= Exercise objective =
From the entries below, copy every line where the string "format" appears.

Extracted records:

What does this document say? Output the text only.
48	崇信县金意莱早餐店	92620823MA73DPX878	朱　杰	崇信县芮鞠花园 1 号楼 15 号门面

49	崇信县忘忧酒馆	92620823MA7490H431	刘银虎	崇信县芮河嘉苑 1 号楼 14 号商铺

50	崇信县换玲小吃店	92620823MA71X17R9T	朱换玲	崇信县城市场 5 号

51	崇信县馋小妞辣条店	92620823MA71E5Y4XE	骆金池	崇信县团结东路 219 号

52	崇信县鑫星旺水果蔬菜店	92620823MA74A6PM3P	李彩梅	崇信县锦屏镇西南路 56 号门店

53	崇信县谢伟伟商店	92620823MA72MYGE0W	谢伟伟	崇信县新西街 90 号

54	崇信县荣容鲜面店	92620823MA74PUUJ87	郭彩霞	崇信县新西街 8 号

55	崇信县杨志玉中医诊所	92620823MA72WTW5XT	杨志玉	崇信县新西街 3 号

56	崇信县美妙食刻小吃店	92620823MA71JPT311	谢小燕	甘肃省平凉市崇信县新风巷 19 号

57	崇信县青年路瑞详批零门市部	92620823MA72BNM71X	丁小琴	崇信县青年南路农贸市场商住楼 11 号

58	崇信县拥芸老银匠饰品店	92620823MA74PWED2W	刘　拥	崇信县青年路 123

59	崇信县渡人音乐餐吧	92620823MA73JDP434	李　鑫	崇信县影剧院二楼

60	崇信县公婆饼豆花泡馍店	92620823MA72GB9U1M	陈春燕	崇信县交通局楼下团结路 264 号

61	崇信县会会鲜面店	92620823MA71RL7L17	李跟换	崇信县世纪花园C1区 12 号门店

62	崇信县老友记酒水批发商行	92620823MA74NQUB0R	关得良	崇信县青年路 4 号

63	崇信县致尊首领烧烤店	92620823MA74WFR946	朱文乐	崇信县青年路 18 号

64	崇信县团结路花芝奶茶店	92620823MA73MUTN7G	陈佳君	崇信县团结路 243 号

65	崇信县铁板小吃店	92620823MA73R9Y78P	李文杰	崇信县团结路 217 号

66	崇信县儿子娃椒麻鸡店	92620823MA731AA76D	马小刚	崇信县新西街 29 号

---

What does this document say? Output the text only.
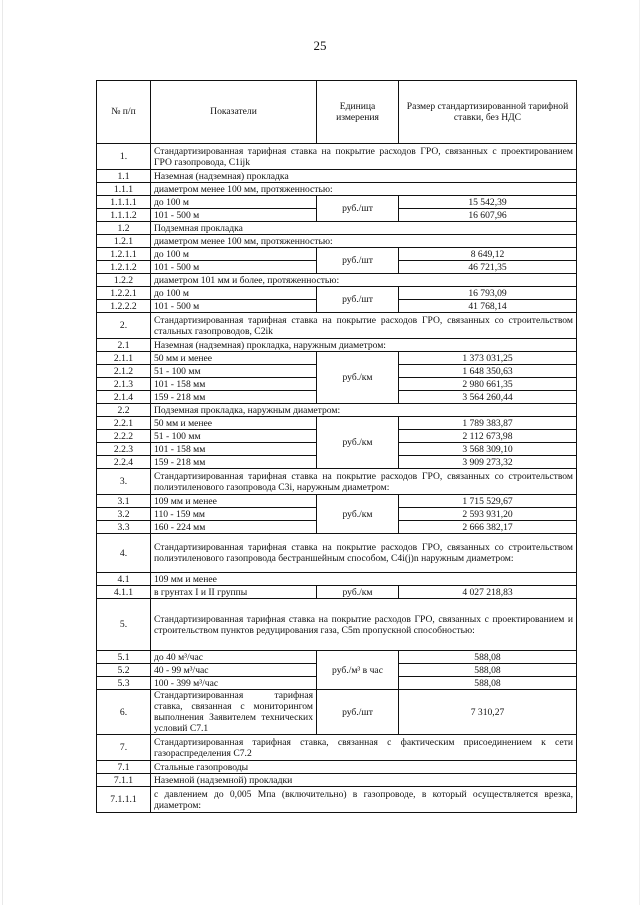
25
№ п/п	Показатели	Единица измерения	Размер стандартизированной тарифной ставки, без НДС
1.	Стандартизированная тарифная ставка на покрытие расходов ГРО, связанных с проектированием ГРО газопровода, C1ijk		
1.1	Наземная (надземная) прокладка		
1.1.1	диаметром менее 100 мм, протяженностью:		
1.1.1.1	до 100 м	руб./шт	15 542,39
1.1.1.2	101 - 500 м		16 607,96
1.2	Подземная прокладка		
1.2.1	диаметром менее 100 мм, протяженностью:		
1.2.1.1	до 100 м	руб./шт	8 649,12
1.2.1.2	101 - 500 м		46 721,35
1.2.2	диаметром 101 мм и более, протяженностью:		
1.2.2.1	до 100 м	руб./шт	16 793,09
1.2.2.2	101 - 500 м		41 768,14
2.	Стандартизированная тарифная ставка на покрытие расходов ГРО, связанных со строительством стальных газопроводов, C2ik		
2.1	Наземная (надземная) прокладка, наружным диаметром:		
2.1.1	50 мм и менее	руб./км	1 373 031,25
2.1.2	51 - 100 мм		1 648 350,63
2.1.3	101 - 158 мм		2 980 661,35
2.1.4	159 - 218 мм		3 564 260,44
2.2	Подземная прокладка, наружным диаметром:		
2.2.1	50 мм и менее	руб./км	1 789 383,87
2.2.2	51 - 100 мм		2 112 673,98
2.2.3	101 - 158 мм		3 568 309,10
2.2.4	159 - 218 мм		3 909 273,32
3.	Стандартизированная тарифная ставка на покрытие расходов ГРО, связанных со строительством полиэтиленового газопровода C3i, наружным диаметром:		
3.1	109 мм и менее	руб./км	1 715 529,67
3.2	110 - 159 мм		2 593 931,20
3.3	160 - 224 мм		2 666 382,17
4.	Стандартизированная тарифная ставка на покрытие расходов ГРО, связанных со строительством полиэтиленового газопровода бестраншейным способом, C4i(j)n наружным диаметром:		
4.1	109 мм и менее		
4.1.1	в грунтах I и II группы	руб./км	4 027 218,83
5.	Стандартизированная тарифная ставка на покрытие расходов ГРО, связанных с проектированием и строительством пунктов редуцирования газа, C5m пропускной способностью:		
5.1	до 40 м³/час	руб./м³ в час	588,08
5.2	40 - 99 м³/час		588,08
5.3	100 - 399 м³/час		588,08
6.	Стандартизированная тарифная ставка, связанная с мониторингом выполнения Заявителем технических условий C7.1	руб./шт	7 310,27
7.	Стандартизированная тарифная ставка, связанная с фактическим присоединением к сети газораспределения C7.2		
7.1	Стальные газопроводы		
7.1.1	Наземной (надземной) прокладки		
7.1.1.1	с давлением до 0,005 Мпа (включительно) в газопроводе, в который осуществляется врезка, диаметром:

* * *

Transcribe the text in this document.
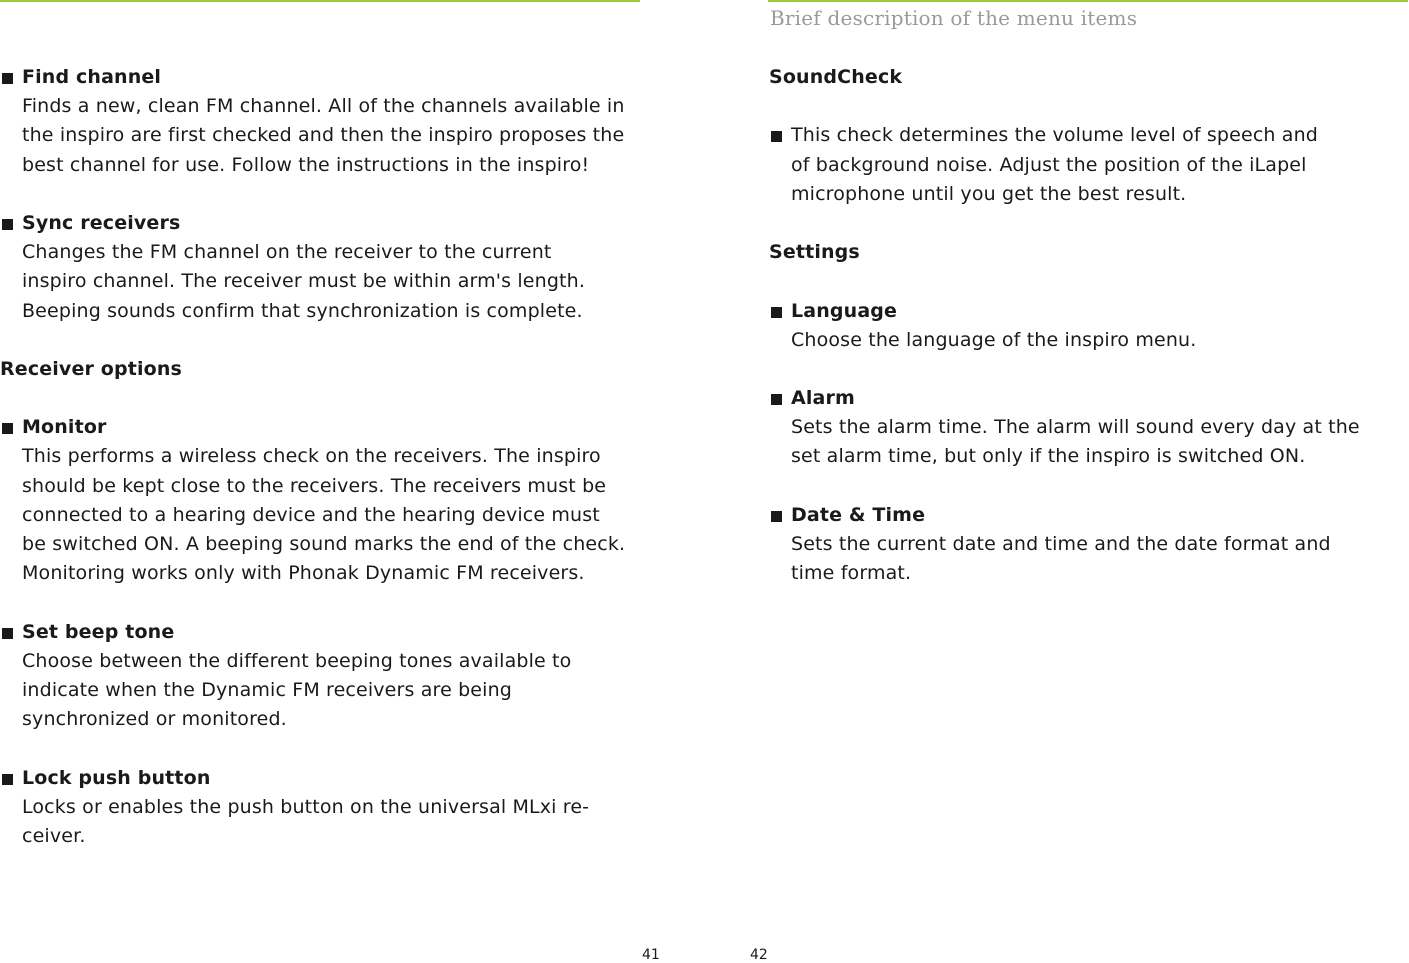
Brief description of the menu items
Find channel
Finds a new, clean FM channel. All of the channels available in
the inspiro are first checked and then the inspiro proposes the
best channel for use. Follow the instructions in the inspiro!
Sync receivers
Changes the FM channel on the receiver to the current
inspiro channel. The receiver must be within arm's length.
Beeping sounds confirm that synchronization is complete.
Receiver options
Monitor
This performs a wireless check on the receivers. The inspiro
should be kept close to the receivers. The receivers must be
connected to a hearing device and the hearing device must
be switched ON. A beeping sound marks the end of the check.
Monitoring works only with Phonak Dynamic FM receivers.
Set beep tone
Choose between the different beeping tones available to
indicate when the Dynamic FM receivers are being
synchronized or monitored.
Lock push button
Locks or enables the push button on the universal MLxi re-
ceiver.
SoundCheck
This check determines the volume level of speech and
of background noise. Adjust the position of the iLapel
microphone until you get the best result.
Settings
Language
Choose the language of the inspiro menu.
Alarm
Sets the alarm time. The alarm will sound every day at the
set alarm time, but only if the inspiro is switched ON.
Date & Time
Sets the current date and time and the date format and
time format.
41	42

= Written reply =
Sets the current date and time and the date format and
time format.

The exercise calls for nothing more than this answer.